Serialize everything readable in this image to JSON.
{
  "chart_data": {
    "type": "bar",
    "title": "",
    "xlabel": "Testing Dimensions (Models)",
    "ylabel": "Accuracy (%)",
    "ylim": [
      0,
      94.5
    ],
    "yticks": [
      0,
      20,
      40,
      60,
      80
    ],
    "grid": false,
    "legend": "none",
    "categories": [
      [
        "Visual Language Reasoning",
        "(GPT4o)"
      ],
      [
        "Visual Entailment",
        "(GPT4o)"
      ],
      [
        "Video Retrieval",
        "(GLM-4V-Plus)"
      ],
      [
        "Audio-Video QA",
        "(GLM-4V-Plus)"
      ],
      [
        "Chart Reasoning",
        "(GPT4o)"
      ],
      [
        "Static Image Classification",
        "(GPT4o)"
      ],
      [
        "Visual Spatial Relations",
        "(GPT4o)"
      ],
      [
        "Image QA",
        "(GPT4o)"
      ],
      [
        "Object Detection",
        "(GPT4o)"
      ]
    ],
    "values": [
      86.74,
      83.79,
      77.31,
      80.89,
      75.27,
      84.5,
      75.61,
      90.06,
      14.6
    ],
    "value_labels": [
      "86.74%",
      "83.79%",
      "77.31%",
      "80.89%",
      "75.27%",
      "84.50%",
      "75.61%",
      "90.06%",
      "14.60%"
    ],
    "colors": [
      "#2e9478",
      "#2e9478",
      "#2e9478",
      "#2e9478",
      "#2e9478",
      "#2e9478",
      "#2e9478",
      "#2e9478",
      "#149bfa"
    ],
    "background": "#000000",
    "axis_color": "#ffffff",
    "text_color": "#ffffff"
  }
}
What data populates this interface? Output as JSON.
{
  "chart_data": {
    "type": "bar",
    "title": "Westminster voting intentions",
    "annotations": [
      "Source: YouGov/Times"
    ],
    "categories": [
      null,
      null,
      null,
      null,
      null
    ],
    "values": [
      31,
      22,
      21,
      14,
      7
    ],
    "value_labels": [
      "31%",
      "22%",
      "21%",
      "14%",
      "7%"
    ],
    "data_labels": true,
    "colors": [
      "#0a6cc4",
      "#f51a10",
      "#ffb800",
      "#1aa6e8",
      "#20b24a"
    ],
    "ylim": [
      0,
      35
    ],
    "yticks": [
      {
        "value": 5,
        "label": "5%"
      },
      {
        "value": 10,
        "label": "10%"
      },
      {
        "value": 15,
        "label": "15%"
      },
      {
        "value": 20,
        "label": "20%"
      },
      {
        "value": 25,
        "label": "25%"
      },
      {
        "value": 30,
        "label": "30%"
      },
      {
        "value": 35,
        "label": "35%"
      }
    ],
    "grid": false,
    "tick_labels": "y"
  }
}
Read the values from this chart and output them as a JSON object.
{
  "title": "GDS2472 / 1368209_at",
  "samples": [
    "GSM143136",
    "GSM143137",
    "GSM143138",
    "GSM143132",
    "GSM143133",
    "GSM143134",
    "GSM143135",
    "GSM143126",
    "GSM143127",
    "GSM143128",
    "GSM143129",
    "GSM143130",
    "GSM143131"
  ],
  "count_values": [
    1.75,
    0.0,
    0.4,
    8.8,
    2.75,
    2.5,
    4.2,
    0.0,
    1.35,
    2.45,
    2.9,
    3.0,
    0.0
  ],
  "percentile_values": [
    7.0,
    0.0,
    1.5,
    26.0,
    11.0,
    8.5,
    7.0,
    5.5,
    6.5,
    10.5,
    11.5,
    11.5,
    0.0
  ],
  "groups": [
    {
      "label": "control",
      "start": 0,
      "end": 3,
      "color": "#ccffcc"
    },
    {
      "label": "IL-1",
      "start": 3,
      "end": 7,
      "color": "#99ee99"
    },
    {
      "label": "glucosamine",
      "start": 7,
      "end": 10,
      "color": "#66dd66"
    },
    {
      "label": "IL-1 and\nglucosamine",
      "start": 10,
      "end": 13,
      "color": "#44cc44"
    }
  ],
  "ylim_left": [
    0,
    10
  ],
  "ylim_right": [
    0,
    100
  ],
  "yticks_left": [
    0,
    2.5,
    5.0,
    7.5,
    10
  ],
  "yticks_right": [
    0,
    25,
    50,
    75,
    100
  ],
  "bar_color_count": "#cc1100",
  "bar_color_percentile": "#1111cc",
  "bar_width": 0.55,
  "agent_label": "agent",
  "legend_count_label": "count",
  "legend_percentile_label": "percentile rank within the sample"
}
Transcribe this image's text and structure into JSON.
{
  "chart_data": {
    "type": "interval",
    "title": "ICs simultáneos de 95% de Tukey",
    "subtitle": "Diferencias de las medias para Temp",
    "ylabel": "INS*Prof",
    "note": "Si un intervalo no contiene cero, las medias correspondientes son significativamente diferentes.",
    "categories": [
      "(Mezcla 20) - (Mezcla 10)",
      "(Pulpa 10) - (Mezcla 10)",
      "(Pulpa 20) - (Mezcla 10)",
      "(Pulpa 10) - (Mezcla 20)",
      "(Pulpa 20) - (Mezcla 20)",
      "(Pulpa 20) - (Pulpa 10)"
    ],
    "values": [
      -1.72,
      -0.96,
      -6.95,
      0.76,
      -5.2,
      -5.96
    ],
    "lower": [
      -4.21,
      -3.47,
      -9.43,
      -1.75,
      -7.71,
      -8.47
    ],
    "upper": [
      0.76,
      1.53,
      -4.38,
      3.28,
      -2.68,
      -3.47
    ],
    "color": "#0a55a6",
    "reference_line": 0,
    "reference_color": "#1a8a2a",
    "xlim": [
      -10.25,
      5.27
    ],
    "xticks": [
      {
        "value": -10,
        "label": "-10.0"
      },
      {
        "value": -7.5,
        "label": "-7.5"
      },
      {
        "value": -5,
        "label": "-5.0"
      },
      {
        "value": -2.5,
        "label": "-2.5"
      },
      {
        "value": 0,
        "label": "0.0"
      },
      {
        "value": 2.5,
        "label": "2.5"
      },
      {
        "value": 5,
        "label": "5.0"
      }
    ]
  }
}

┄┄┄┄┄┄┄┄┄┄

> _Task brief_:
Every line above should be printed again exactly as it stands.

> _Written solution_:
Serialize everything readable in this image to JSON.
{
  "chart_data": {
    "type": "bar",
    "title": "",
    "xlabel": "Testing Dimensions (Models)",
    "ylabel": "Accuracy (%)",
    "ylim": [
      0,
      94.5
    ],
    "yticks": [
      0,
      20,
      40,
      60,
      80
    ],
    "grid": false,
    "legend": "none",
    "categories": [
      [
        "Visual Language Reasoning",
        "(GPT4o)"
      ],
      [
        "Visual Entailment",
        "(GPT4o)"
      ],
      [
        "Video Retrieval",
        "(GLM-4V-Plus)"
      ],
      [
        "Audio-Video QA",
        "(GLM-4V-Plus)"
      ],
      [
        "Chart Reasoning",
        "(GPT4o)"
      ],
      [
        "Static Image Classification",
        "(GPT4o)"
      ],
      [
        "Visual Spatial Relations",
        "(GPT4o)"
      ],
      [
        "Image QA",
        "(GPT4o)"
      ],
      [
        "Object Detection",
        "(GPT4o)"
      ]
    ],
    "values": [
      86.74,
      83.79,
      77.31,
      80.89,
      75.27,
      84.5,
      75.61,
      90.06,
      14.6
    ],
    "value_labels": [
      "86.74%",
      "83.79%",
      "77.31%",
      "80.89%",
      "75.27%",
      "84.50%",
      "75.61%",
      "90.06%",
      "14.60%"
    ],
    "colors": [
      "#2e9478",
      "#2e9478",
      "#2e9478",
      "#2e9478",
      "#2e9478",
      "#2e9478",
      "#2e9478",
      "#2e9478",
      "#149bfa"
    ],
    "background": "#000000",
    "axis_color": "#ffffff",
    "text_color": "#ffffff"
  }
}
What data populates this interface? Output as JSON.
{
  "chart_data": {
    "type": "bar",
    "title": "Westminster voting intentions",
    "annotations": [
      "Source: YouGov/Times"
    ],
    "categories": [
      null,
      null,
      null,
      null,
      null
    ],
    "values": [
      31,
      22,
      21,
      14,
      7
    ],
    "value_labels": [
      "31%",
      "22%",
      "21%",
      "14%",
      "7%"
    ],
    "data_labels": true,
    "colors": [
      "#0a6cc4",
      "#f51a10",
      "#ffb800",
      "#1aa6e8",
      "#20b24a"
    ],
    "ylim": [
      0,
      35
    ],
    "yticks": [
      {
        "value": 5,
        "label": "5%"
      },
      {
        "value": 10,
        "label": "10%"
      },
      {
        "value": 15,
        "label": "15%"
      },
      {
        "value": 20,
        "label": "20%"
      },
      {
        "value": 25,
        "label": "25%"
      },
      {
        "value": 30,
        "label": "30%"
      },
      {
        "value": 35,
        "label": "35%"
      }
    ],
    "grid": false,
    "tick_labels": "y"
  }
}
Read the values from this chart and output them as a JSON object.
{
  "title": "GDS2472 / 1368209_at",
  "samples": [
    "GSM143136",
    "GSM143137",
    "GSM143138",
    "GSM143132",
    "GSM143133",
    "GSM143134",
    "GSM143135",
    "GSM143126",
    "GSM143127",
    "GSM143128",
    "GSM143129",
    "GSM143130",
    "GSM143131"
  ],
  "count_values": [
    1.75,
    0.0,
    0.4,
    8.8,
    2.75,
    2.5,
    4.2,
    0.0,
    1.35,
    2.45,
    2.9,
    3.0,
    0.0
  ],
  "percentile_values": [
    7.0,
    0.0,
    1.5,
    26.0,
    11.0,
    8.5,
    7.0,
    5.5,
    6.5,
    10.5,
    11.5,
    11.5,
    0.0
  ],
  "groups": [
    {
      "label": "control",
      "start": 0,
      "end": 3,
      "color": "#ccffcc"
    },
    {
      "label": "IL-1",
      "start": 3,
      "end": 7,
      "color": "#99ee99"
    },
    {
      "label": "glucosamine",
      "start": 7,
      "end": 10,
      "color": "#66dd66"
    },
    {
      "label": "IL-1 and\nglucosamine",
      "start": 10,
      "end": 13,
      "color": "#44cc44"
    }
  ],
  "ylim_left": [
    0,
    10
  ],
  "ylim_right": [
    0,
    100
  ],
  "yticks_left": [
    0,
    2.5,
    5.0,
    7.5,
    10
  ],
  "yticks_right": [
    0,
    25,
    50,
    75,
    100
  ],
  "bar_color_count": "#cc1100",
  "bar_color_percentile": "#1111cc",
  "bar_width": 0.55,
  "agent_label": "agent",
  "legend_count_label": "count",
  "legend_percentile_label": "percentile rank within the sample"
}
Transcribe this image's text and structure into JSON.
{
  "chart_data": {
    "type": "interval",
    "title": "ICs simultáneos de 95% de Tukey",
    "subtitle": "Diferencias de las medias para Temp",
    "ylabel": "INS*Prof",
    "note": "Si un intervalo no contiene cero, las medias correspondientes son significativamente diferentes.",
    "categories": [
      "(Mezcla 20) - (Mezcla 10)",
      "(Pulpa 10) - (Mezcla 10)",
      "(Pulpa 20) - (Mezcla 10)",
      "(Pulpa 10) - (Mezcla 20)",
      "(Pulpa 20) - (Mezcla 20)",
      "(Pulpa 20) - (Pulpa 10)"
    ],
    "values": [
      -1.72,
      -0.96,
      -6.95,
      0.76,
      -5.2,
      -5.96
    ],
    "lower": [
      -4.21,
      -3.47,
      -9.43,
      -1.75,
      -7.71,
      -8.47
    ],
    "upper": [
      0.76,
      1.53,
      -4.38,
      3.28,
      -2.68,
      -3.47
    ],
    "color": "#0a55a6",
    "reference_line": 0,
    "reference_color": "#1a8a2a",
    "xlim": [
      -10.25,
      5.27
    ],
    "xticks": [
      {
        "value": -10,
        "label": "-10.0"
      },
      {
        "value": -7.5,
        "label": "-7.5"
      },
      {
        "value": -5,
        "label": "-5.0"
      },
      {
        "value": -2.5,
        "label": "-2.5"
      },
      {
        "value": 0,
        "label": "0.0"
      },
      {
        "value": 2.5,
        "label": "2.5"
      },
      {
        "value": 5,
        "label": "5.0"
      }
    ]
  }
}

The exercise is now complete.